> **Your task**: Repeat exactly each line of the data provided below.

--- BEGIN Information shown ---

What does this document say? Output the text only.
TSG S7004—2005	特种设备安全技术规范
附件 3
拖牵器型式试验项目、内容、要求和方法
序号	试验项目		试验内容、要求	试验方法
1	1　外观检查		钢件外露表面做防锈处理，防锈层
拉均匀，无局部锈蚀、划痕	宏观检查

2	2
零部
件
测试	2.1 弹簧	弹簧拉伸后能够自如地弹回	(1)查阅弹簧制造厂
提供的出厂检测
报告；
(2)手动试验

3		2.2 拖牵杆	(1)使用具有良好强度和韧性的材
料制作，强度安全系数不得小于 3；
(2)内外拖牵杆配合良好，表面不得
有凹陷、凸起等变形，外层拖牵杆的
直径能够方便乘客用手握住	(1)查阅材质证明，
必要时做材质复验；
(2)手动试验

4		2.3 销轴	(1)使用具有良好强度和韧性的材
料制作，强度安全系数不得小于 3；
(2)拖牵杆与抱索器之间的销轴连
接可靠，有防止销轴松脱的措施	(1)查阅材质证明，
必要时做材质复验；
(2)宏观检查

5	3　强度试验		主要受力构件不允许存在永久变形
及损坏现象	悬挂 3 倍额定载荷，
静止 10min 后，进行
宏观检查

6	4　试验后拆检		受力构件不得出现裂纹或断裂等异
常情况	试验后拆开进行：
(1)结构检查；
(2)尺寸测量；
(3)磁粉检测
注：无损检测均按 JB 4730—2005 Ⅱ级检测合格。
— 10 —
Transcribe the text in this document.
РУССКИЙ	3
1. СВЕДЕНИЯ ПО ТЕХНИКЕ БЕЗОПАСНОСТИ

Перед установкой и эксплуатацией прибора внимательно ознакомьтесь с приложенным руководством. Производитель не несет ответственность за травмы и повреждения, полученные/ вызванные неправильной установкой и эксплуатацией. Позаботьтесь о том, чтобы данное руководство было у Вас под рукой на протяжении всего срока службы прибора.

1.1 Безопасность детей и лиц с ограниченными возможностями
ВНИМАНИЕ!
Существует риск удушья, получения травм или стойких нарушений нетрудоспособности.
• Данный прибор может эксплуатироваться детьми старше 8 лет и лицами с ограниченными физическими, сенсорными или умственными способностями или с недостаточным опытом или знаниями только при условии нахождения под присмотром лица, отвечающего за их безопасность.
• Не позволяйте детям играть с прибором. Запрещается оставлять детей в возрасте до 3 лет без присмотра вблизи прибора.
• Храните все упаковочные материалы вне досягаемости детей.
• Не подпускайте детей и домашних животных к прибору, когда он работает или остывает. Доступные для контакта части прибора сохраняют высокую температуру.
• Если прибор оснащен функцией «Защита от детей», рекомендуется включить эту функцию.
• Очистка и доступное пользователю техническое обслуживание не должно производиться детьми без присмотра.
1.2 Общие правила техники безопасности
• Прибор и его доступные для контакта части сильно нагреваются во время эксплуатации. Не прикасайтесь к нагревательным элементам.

--- END Information shown ---

> **Solution**:
What does this document say? Output the text only.
TSG S7004—2005	特种设备安全技术规范
附件 3
拖牵器型式试验项目、内容、要求和方法
序号	试验项目		试验内容、要求	试验方法
1	1　外观检查		钢件外露表面做防锈处理，防锈层
拉均匀，无局部锈蚀、划痕	宏观检查

2	2
零部
件
测试	2.1 弹簧	弹簧拉伸后能够自如地弹回	(1)查阅弹簧制造厂
提供的出厂检测
报告；
(2)手动试验

3		2.2 拖牵杆	(1)使用具有良好强度和韧性的材
料制作，强度安全系数不得小于 3；
(2)内外拖牵杆配合良好，表面不得
有凹陷、凸起等变形，外层拖牵杆的
直径能够方便乘客用手握住	(1)查阅材质证明，
必要时做材质复验；
(2)手动试验

4		2.3 销轴	(1)使用具有良好强度和韧性的材
料制作，强度安全系数不得小于 3；
(2)拖牵杆与抱索器之间的销轴连
接可靠，有防止销轴松脱的措施	(1)查阅材质证明，
必要时做材质复验；
(2)宏观检查

5	3　强度试验		主要受力构件不允许存在永久变形
及损坏现象	悬挂 3 倍额定载荷，
静止 10min 后，进行
宏观检查

6	4　试验后拆检		受力构件不得出现裂纹或断裂等异
常情况	试验后拆开进行：
(1)结构检查；
(2)尺寸测量；
(3)磁粉检测
注：无损检测均按 JB 4730—2005 Ⅱ级检测合格。
— 10 —
Transcribe the text in this document.
РУССКИЙ	3
1. СВЕДЕНИЯ ПО ТЕХНИКЕ БЕЗОПАСНОСТИ

Перед установкой и эксплуатацией прибора внимательно ознакомьтесь с приложенным руководством. Производитель не несет ответственность за травмы и повреждения, полученные/ вызванные неправильной установкой и эксплуатацией. Позаботьтесь о том, чтобы данное руководство было у Вас под рукой на протяжении всего срока службы прибора.

1.1 Безопасность детей и лиц с ограниченными возможностями
ВНИМАНИЕ!
Существует риск удушья, получения травм или стойких нарушений нетрудоспособности.
• Данный прибор может эксплуатироваться детьми старше 8 лет и лицами с ограниченными физическими, сенсорными или умственными способностями или с недостаточным опытом или знаниями только при условии нахождения под присмотром лица, отвечающего за их безопасность.
• Не позволяйте детям играть с прибором. Запрещается оставлять детей в возрасте до 3 лет без присмотра вблизи прибора.
• Храните все упаковочные материалы вне досягаемости детей.
• Не подпускайте детей и домашних животных к прибору, когда он работает или остывает. Доступные для контакта части прибора сохраняют высокую температуру.
• Если прибор оснащен функцией «Защита от детей», рекомендуется включить эту функцию.
• Очистка и доступное пользователю техническое обслуживание не должно производиться детьми без присмотра.
1.2 Общие правила техники безопасности
• Прибор и его доступные для контакта части сильно нагреваются во время эксплуатации. Не прикасайтесь к нагревательным элементам.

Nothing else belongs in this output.